- WHAT THE TASK ASKS -
A complete answer lists every line of the material where the string "Stuart" occurs.

+++++

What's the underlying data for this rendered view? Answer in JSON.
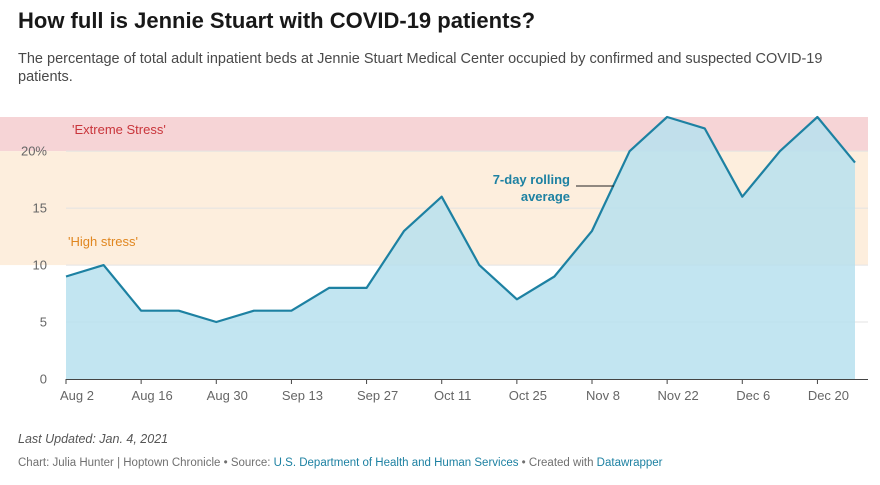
{
  "title": "How full is Jennie Stuart with COVID-19 patients?",
  "subtitle": "The percentage of total adult inpatient beds at Jennie Stuart Medical Center occupied by confirmed and suspected COVID-19 patients.",
  "footer": {
    "updated": "Last Updated: Jan. 4, 2021",
    "chart_credit": "Chart: Julia Hunter | Hoptown Chronicle",
    "separator": " • ",
    "source_prefix": "Source: ",
    "source_name": "U.S. Department of Health and Human Services",
    "created_prefix": "Created with ",
    "created_tool": "Datawrapper"
  },
  "colors": {
    "line": "#1d81a2",
    "area": "#b7e1ee",
    "extreme_band": "#f6d4d6",
    "high_band": "#fdeedd",
    "extreme_text": "#c9353b",
    "high_text": "#e0861f",
    "annotation": "#1d81a2"
  },
  "chart_data": {
    "type": "area",
    "x_ticks": [
      "Aug 2",
      "Aug 16",
      "Aug 30",
      "Sep 13",
      "Sep 27",
      "Oct 11",
      "Oct 25",
      "Nov 8",
      "Nov 22",
      "Dec 6",
      "Dec 20"
    ],
    "x": [
      "2020-08-02",
      "2020-08-09",
      "2020-08-16",
      "2020-08-23",
      "2020-08-30",
      "2020-09-06",
      "2020-09-13",
      "2020-09-20",
      "2020-09-27",
      "2020-10-04",
      "2020-10-11",
      "2020-10-18",
      "2020-10-25",
      "2020-11-01",
      "2020-11-08",
      "2020-11-15",
      "2020-11-22",
      "2020-11-29",
      "2020-12-06",
      "2020-12-13",
      "2020-12-20",
      "2020-12-27"
    ],
    "series": [
      {
        "values": [
          9,
          10,
          6,
          6,
          5,
          6,
          6,
          8,
          8,
          13,
          16,
          10,
          7,
          9,
          13,
          20,
          23,
          22,
          16,
          20,
          23,
          19
        ]
      }
    ],
    "y_ticks": [
      0,
      5,
      10,
      15,
      20
    ],
    "y_tick_labels": [
      "0",
      "5",
      "10",
      "15",
      "20%"
    ],
    "ylim": [
      0,
      23
    ],
    "bands": [
      {
        "label": "'High stress'",
        "from": 10,
        "to": 20
      },
      {
        "label": "'Extreme Stress'",
        "from": 20,
        "to": 23
      }
    ],
    "annotation": {
      "line1": "7-day rolling",
      "line2": "average"
    },
    "grid": true
  }
}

+++++

- RESULT -
  "title": "How full is Jennie Stuart with COVID-19 patients?",
  "subtitle": "The percentage of total adult inpatient beds at Jennie Stuart Medical Center occupied by confirmed and suspected COVID-19 patients.",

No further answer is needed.